Retype every entry exactly, character for character.

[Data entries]
########################################
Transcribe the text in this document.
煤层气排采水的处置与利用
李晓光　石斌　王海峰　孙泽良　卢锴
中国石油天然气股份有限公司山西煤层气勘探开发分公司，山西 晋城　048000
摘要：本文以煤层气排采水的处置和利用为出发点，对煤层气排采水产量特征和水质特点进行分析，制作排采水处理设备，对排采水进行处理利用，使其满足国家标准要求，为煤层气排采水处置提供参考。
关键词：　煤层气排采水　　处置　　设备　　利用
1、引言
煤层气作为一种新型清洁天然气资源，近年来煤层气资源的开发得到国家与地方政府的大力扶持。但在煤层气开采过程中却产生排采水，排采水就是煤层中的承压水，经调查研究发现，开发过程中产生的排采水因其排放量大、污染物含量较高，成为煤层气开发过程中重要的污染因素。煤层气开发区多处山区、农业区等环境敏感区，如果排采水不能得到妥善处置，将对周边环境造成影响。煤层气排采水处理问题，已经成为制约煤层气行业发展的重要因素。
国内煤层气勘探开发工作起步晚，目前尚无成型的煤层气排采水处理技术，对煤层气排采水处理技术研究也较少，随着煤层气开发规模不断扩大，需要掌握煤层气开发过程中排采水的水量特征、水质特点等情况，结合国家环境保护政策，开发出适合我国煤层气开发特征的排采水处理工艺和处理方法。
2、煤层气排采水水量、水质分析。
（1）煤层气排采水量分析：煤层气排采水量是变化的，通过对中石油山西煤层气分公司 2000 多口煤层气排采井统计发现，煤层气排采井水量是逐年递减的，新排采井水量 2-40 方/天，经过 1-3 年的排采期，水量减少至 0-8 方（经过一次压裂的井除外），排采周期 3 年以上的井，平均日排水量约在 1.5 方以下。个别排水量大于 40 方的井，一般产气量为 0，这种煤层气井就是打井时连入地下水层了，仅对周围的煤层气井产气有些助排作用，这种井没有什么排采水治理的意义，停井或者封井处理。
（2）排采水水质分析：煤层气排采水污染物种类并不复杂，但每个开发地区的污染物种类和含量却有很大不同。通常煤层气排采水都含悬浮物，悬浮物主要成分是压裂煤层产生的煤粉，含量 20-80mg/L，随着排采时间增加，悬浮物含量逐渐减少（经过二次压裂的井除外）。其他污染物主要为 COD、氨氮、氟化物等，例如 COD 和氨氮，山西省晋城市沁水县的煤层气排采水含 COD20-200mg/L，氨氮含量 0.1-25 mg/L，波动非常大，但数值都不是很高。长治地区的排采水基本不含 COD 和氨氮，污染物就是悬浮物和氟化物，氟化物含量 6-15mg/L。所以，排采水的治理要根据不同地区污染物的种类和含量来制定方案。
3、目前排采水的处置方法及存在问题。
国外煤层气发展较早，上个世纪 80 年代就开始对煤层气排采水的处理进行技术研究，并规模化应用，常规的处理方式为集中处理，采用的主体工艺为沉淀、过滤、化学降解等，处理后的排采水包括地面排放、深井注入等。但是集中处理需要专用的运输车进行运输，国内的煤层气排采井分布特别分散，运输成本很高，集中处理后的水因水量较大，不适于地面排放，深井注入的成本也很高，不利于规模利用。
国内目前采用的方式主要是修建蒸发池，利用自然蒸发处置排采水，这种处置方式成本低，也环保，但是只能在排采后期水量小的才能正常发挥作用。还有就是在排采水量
########################################
**EXERCISE RESPONSE**
Transcribe the text in this document.
煤层气排采水的处置与利用
李晓光　石斌　王海峰　孙泽良　卢锴
中国石油天然气股份有限公司山西煤层气勘探开发分公司，山西 晋城　048000
摘要：本文以煤层气排采水的处置和利用为出发点，对煤层气排采水产量特征和水质特点进行分析，制作排采水处理设备，对排采水进行处理利用，使其满足国家标准要求，为煤层气排采水处置提供参考。
关键词：　煤层气排采水　　处置　　设备　　利用
1、引言
煤层气作为一种新型清洁天然气资源，近年来煤层气资源的开发得到国家与地方政府的大力扶持。但在煤层气开采过程中却产生排采水，排采水就是煤层中的承压水，经调查研究发现，开发过程中产生的排采水因其排放量大、污染物含量较高，成为煤层气开发过程中重要的污染因素。煤层气开发区多处山区、农业区等环境敏感区，如果排采水不能得到妥善处置，将对周边环境造成影响。煤层气排采水处理问题，已经成为制约煤层气行业发展的重要因素。
国内煤层气勘探开发工作起步晚，目前尚无成型的煤层气排采水处理技术，对煤层气排采水处理技术研究也较少，随着煤层气开发规模不断扩大，需要掌握煤层气开发过程中排采水的水量特征、水质特点等情况，结合国家环境保护政策，开发出适合我国煤层气开发特征的排采水处理工艺和处理方法。
2、煤层气排采水水量、水质分析。
（1）煤层气排采水量分析：煤层气排采水量是变化的，通过对中石油山西煤层气分公司 2000 多口煤层气排采井统计发现，煤层气排采井水量是逐年递减的，新排采井水量 2-40 方/天，经过 1-3 年的排采期，水量减少至 0-8 方（经过一次压裂的井除外），排采周期 3 年以上的井，平均日排水量约在 1.5 方以下。个别排水量大于 40 方的井，一般产气量为 0，这种煤层气井就是打井时连入地下水层了，仅对周围的煤层气井产气有些助排作用，这种井没有什么排采水治理的意义，停井或者封井处理。
（2）排采水水质分析：煤层气排采水污染物种类并不复杂，但每个开发地区的污染物种类和含量却有很大不同。通常煤层气排采水都含悬浮物，悬浮物主要成分是压裂煤层产生的煤粉，含量 20-80mg/L，随着排采时间增加，悬浮物含量逐渐减少（经过二次压裂的井除外）。其他污染物主要为 COD、氨氮、氟化物等，例如 COD 和氨氮，山西省晋城市沁水县的煤层气排采水含 COD20-200mg/L，氨氮含量 0.1-25 mg/L，波动非常大，但数值都不是很高。长治地区的排采水基本不含 COD 和氨氮，污染物就是悬浮物和氟化物，氟化物含量 6-15mg/L。所以，排采水的治理要根据不同地区污染物的种类和含量来制定方案。
3、目前排采水的处置方法及存在问题。
国外煤层气发展较早，上个世纪 80 年代就开始对煤层气排采水的处理进行技术研究，并规模化应用，常规的处理方式为集中处理，采用的主体工艺为沉淀、过滤、化学降解等，处理后的排采水包括地面排放、深井注入等。但是集中处理需要专用的运输车进行运输，国内的煤层气排采井分布特别分散，运输成本很高，集中处理后的水因水量较大，不适于地面排放，深井注入的成本也很高，不利于规模利用。
国内目前采用的方式主要是修建蒸发池，利用自然蒸发处置排采水，这种处置方式成本低，也环保，但是只能在排采后期水量小的才能正常发挥作用。还有就是在排采水量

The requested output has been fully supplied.